-- Start of DATA SHOWN --

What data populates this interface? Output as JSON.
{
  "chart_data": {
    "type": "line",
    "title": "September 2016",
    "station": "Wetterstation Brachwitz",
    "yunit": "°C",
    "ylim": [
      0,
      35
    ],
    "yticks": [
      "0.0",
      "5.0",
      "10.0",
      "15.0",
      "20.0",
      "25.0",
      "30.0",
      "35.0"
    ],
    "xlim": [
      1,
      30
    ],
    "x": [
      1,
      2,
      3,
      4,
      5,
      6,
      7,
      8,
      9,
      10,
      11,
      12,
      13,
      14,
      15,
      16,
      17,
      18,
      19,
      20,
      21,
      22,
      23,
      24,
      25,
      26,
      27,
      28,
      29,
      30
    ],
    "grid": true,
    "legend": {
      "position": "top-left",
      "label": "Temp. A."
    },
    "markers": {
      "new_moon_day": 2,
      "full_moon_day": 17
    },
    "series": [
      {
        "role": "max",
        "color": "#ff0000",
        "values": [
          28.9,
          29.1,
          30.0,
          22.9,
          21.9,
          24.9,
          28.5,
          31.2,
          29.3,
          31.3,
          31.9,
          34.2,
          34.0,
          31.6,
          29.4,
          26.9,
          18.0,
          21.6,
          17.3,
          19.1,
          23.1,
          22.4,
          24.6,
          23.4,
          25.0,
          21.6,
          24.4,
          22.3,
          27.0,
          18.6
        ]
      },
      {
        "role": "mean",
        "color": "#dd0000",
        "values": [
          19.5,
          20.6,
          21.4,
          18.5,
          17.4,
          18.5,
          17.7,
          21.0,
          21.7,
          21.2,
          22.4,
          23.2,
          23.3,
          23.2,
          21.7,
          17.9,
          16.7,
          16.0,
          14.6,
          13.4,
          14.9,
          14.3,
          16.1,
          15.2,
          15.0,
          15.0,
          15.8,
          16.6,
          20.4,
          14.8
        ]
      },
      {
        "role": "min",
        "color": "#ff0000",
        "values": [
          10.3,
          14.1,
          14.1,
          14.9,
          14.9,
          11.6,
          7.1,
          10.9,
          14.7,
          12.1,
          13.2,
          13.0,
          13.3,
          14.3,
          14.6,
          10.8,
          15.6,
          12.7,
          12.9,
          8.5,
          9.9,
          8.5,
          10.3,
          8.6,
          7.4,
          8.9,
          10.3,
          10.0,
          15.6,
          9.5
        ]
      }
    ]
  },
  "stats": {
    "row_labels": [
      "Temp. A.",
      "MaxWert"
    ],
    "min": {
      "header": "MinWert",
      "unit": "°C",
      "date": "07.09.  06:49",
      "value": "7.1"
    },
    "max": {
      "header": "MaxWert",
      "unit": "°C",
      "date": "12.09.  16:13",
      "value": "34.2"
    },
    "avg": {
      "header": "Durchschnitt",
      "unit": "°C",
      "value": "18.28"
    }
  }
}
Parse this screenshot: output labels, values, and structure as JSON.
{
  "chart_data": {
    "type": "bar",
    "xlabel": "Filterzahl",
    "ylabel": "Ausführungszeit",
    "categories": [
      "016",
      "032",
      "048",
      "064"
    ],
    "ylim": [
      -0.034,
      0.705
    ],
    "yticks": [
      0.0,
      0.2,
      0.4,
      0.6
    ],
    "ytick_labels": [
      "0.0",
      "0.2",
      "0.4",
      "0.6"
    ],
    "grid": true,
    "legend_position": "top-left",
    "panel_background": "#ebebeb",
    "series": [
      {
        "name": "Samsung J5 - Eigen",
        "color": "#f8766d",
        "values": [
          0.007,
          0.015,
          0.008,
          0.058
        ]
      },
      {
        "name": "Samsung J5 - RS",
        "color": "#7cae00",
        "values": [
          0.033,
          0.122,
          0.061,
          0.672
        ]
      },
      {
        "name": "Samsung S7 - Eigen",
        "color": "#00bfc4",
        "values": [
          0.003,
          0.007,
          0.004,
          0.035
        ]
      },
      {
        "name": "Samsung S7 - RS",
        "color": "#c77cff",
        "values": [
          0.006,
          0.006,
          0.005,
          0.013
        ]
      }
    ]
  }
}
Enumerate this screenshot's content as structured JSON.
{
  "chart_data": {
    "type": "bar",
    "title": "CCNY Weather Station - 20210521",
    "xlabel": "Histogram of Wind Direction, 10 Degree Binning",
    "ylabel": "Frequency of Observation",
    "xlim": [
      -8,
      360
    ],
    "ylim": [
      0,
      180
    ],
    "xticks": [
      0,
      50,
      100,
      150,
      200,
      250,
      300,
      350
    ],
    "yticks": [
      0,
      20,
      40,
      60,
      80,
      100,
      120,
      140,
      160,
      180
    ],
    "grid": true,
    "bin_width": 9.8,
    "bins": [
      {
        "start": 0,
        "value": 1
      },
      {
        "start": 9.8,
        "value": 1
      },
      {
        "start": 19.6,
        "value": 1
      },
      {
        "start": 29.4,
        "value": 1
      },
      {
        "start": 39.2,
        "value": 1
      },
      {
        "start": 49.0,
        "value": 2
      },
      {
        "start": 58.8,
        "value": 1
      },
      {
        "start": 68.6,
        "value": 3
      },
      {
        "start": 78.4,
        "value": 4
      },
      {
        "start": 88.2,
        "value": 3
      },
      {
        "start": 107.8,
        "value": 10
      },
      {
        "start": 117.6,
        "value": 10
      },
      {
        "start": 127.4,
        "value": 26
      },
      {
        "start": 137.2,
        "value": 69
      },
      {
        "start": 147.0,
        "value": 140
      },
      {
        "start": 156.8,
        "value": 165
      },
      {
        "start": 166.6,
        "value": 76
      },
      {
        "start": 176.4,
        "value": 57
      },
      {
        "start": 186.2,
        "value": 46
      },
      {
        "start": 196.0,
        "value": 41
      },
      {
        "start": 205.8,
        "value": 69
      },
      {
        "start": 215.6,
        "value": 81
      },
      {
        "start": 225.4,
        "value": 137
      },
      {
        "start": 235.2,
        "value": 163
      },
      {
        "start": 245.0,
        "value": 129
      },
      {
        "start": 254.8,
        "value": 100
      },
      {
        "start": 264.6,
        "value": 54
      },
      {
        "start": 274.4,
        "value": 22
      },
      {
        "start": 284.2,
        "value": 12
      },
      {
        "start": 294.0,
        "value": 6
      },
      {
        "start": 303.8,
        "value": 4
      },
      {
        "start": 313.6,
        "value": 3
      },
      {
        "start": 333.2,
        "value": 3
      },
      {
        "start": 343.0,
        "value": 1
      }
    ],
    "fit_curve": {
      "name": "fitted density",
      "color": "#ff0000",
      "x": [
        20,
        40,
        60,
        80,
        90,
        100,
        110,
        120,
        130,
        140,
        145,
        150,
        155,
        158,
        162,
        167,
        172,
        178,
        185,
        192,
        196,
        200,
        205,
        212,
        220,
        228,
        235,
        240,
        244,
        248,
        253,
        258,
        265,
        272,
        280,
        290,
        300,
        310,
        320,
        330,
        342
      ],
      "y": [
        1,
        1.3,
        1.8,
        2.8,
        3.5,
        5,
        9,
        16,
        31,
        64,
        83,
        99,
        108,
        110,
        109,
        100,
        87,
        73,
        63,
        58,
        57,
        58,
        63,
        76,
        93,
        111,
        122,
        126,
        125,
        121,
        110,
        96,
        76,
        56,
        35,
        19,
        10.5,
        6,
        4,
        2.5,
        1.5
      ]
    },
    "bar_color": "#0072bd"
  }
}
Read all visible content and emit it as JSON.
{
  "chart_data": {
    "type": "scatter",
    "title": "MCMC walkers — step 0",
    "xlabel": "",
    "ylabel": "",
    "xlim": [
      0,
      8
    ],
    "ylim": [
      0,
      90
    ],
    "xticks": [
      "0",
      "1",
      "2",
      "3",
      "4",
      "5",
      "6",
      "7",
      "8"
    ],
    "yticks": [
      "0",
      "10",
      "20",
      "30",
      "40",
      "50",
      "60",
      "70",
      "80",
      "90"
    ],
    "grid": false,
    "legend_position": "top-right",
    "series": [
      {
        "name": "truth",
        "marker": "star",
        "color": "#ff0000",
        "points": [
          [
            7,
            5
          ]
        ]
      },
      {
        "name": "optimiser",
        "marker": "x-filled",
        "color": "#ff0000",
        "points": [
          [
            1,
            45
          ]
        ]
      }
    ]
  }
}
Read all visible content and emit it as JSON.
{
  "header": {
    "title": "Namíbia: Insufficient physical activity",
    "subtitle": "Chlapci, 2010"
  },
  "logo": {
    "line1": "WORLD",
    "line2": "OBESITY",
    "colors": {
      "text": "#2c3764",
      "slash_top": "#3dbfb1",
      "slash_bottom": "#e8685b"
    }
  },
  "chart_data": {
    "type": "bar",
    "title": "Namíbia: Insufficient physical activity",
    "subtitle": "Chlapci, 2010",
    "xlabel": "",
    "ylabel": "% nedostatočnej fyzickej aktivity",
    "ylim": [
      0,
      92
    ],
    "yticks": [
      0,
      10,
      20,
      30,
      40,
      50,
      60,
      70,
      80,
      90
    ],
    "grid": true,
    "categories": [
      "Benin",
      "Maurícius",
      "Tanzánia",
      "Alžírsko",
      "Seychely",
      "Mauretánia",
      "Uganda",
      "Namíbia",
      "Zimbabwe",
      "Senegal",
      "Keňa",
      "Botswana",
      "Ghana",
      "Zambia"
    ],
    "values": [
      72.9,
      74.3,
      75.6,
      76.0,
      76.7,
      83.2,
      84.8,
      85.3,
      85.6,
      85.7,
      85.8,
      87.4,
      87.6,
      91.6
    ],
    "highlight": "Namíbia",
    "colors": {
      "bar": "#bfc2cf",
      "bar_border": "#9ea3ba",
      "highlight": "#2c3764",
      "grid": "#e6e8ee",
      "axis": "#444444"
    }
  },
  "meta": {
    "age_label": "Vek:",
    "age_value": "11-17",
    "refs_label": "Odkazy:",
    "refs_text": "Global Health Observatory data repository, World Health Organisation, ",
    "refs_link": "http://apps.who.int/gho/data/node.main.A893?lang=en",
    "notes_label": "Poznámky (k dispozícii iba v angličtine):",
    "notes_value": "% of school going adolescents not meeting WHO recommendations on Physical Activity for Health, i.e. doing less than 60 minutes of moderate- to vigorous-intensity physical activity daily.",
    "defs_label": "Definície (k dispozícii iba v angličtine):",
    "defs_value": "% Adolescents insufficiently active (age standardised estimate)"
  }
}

-- End of DATA SHOWN --

(GIVEN EXERCISE) In the records above, locate each line with the word "JSON". Copy all such lines.

(SOLVED PROBLEM)
What data populates this interface? Output as JSON.
Parse this screenshot: output labels, values, and structure as JSON.
Enumerate this screenshot's content as structured JSON.
Read all visible content and emit it as JSON.
Read all visible content and emit it as JSON.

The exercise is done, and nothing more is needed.